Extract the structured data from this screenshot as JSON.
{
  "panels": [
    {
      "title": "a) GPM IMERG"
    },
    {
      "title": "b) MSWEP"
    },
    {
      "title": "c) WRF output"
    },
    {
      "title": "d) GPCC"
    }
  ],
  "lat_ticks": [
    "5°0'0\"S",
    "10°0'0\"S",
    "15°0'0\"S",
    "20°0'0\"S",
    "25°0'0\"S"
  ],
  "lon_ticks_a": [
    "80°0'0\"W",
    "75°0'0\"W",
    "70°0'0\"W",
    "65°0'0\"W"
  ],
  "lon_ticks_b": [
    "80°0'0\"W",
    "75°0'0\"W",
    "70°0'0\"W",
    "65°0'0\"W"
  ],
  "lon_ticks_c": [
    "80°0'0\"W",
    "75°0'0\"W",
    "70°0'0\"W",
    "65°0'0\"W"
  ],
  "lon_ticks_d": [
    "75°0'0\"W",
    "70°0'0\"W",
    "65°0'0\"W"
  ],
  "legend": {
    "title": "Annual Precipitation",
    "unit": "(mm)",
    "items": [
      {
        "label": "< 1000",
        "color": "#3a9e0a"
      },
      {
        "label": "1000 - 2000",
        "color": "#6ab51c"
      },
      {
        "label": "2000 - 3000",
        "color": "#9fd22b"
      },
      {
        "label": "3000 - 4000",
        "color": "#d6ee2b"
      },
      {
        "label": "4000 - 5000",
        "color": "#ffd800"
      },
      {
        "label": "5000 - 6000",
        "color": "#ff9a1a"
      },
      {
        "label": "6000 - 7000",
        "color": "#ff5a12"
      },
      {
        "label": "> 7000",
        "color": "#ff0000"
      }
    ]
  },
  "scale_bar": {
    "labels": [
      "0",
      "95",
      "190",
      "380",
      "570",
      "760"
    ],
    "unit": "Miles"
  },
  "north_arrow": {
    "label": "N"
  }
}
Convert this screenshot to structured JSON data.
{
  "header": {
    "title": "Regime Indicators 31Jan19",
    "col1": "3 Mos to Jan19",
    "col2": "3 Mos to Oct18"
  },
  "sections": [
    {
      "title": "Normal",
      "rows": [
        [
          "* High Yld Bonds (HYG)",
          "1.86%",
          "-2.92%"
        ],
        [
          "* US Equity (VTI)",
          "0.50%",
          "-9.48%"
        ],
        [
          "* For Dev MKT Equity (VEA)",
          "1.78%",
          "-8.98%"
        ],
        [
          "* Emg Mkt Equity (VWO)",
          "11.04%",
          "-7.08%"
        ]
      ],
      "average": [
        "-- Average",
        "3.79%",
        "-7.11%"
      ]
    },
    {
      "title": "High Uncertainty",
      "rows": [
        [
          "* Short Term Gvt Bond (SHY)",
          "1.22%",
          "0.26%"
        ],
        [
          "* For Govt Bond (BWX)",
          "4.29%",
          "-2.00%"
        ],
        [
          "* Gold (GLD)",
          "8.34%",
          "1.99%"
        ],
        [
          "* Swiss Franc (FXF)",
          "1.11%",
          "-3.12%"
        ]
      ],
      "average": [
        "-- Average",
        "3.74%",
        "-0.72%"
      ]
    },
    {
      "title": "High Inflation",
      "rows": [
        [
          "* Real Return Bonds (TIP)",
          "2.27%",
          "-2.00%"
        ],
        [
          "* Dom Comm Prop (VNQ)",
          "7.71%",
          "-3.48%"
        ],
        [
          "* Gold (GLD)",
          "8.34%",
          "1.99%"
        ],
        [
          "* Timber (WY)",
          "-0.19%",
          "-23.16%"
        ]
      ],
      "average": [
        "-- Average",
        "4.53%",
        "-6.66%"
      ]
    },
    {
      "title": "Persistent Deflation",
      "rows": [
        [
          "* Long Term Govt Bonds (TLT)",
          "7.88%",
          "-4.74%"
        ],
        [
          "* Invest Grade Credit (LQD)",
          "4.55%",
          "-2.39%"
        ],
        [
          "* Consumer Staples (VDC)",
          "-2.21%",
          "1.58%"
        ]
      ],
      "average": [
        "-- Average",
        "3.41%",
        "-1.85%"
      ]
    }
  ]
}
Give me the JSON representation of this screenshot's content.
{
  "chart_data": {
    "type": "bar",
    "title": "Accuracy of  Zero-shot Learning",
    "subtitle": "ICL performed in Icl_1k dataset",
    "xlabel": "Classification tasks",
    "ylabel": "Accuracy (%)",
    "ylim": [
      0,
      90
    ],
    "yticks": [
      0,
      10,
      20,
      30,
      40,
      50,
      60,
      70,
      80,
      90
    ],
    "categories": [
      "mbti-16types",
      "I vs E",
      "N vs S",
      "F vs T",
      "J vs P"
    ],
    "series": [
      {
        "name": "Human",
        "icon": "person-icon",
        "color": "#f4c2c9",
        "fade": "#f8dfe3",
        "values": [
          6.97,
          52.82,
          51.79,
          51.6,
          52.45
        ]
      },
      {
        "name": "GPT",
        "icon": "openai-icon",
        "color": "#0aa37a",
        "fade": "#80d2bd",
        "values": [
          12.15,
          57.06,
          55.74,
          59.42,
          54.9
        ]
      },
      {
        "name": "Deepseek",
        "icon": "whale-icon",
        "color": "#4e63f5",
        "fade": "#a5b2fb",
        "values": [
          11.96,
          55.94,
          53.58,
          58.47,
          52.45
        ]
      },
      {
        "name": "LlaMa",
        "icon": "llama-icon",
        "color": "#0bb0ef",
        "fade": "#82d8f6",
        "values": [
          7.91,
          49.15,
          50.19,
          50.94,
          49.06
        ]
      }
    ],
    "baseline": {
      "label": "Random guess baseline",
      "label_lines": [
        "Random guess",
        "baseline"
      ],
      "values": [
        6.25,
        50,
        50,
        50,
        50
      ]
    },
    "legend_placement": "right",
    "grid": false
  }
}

▬▬▬

What is being asked
Write out the records above again, keeping each one identical to the original.

Reply
Extract the structured data from this screenshot as JSON.
{
  "panels": [
    {
      "title": "a) GPM IMERG"
    },
    {
      "title": "b) MSWEP"
    },
    {
      "title": "c) WRF output"
    },
    {
      "title": "d) GPCC"
    }
  ],
  "lat_ticks": [
    "5°0'0\"S",
    "10°0'0\"S",
    "15°0'0\"S",
    "20°0'0\"S",
    "25°0'0\"S"
  ],
  "lon_ticks_a": [
    "80°0'0\"W",
    "75°0'0\"W",
    "70°0'0\"W",
    "65°0'0\"W"
  ],
  "lon_ticks_b": [
    "80°0'0\"W",
    "75°0'0\"W",
    "70°0'0\"W",
    "65°0'0\"W"
  ],
  "lon_ticks_c": [
    "80°0'0\"W",
    "75°0'0\"W",
    "70°0'0\"W",
    "65°0'0\"W"
  ],
  "lon_ticks_d": [
    "75°0'0\"W",
    "70°0'0\"W",
    "65°0'0\"W"
  ],
  "legend": {
    "title": "Annual Precipitation",
    "unit": "(mm)",
    "items": [
      {
        "label": "< 1000",
        "color": "#3a9e0a"
      },
      {
        "label": "1000 - 2000",
        "color": "#6ab51c"
      },
      {
        "label": "2000 - 3000",
        "color": "#9fd22b"
      },
      {
        "label": "3000 - 4000",
        "color": "#d6ee2b"
      },
      {
        "label": "4000 - 5000",
        "color": "#ffd800"
      },
      {
        "label": "5000 - 6000",
        "color": "#ff9a1a"
      },
      {
        "label": "6000 - 7000",
        "color": "#ff5a12"
      },
      {
        "label": "> 7000",
        "color": "#ff0000"
      }
    ]
  },
  "scale_bar": {
    "labels": [
      "0",
      "95",
      "190",
      "380",
      "570",
      "760"
    ],
    "unit": "Miles"
  },
  "north_arrow": {
    "label": "N"
  }
}
Convert this screenshot to structured JSON data.
{
  "header": {
    "title": "Regime Indicators 31Jan19",
    "col1": "3 Mos to Jan19",
    "col2": "3 Mos to Oct18"
  },
  "sections": [
    {
      "title": "Normal",
      "rows": [
        [
          "* High Yld Bonds (HYG)",
          "1.86%",
          "-2.92%"
        ],
        [
          "* US Equity (VTI)",
          "0.50%",
          "-9.48%"
        ],
        [
          "* For Dev MKT Equity (VEA)",
          "1.78%",
          "-8.98%"
        ],
        [
          "* Emg Mkt Equity (VWO)",
          "11.04%",
          "-7.08%"
        ]
      ],
      "average": [
        "-- Average",
        "3.79%",
        "-7.11%"
      ]
    },
    {
      "title": "High Uncertainty",
      "rows": [
        [
          "* Short Term Gvt Bond (SHY)",
          "1.22%",
          "0.26%"
        ],
        [
          "* For Govt Bond (BWX)",
          "4.29%",
          "-2.00%"
        ],
        [
          "* Gold (GLD)",
          "8.34%",
          "1.99%"
        ],
        [
          "* Swiss Franc (FXF)",
          "1.11%",
          "-3.12%"
        ]
      ],
      "average": [
        "-- Average",
        "3.74%",
        "-0.72%"
      ]
    },
    {
      "title": "High Inflation",
      "rows": [
        [
          "* Real Return Bonds (TIP)",
          "2.27%",
          "-2.00%"
        ],
        [
          "* Dom Comm Prop (VNQ)",
          "7.71%",
          "-3.48%"
        ],
        [
          "* Gold (GLD)",
          "8.34%",
          "1.99%"
        ],
        [
          "* Timber (WY)",
          "-0.19%",
          "-23.16%"
        ]
      ],
      "average": [
        "-- Average",
        "4.53%",
        "-6.66%"
      ]
    },
    {
      "title": "Persistent Deflation",
      "rows": [
        [
          "* Long Term Govt Bonds (TLT)",
          "7.88%",
          "-4.74%"
        ],
        [
          "* Invest Grade Credit (LQD)",
          "4.55%",
          "-2.39%"
        ],
        [
          "* Consumer Staples (VDC)",
          "-2.21%",
          "1.58%"
        ]
      ],
      "average": [
        "-- Average",
        "3.41%",
        "-1.85%"
      ]
    }
  ]
}
Give me the JSON representation of this screenshot's content.
{
  "chart_data": {
    "type": "bar",
    "title": "Accuracy of  Zero-shot Learning",
    "subtitle": "ICL performed in Icl_1k dataset",
    "xlabel": "Classification tasks",
    "ylabel": "Accuracy (%)",
    "ylim": [
      0,
      90
    ],
    "yticks": [
      0,
      10,
      20,
      30,
      40,
      50,
      60,
      70,
      80,
      90
    ],
    "categories": [
      "mbti-16types",
      "I vs E",
      "N vs S",
      "F vs T",
      "J vs P"
    ],
    "series": [
      {
        "name": "Human",
        "icon": "person-icon",
        "color": "#f4c2c9",
        "fade": "#f8dfe3",
        "values": [
          6.97,
          52.82,
          51.79,
          51.6,
          52.45
        ]
      },
      {
        "name": "GPT",
        "icon": "openai-icon",
        "color": "#0aa37a",
        "fade": "#80d2bd",
        "values": [
          12.15,
          57.06,
          55.74,
          59.42,
          54.9
        ]
      },
      {
        "name": "Deepseek",
        "icon": "whale-icon",
        "color": "#4e63f5",
        "fade": "#a5b2fb",
        "values": [
          11.96,
          55.94,
          53.58,
          58.47,
          52.45
        ]
      },
      {
        "name": "LlaMa",
        "icon": "llama-icon",
        "color": "#0bb0ef",
        "fade": "#82d8f6",
        "values": [
          7.91,
          49.15,
          50.19,
          50.94,
          49.06
        ]
      }
    ],
    "baseline": {
      "label": "Random guess baseline",
      "label_lines": [
        "Random guess",
        "baseline"
      ],
      "values": [
        6.25,
        50,
        50,
        50,
        50
      ]
    },
    "legend_placement": "right",
    "grid": false
  }
}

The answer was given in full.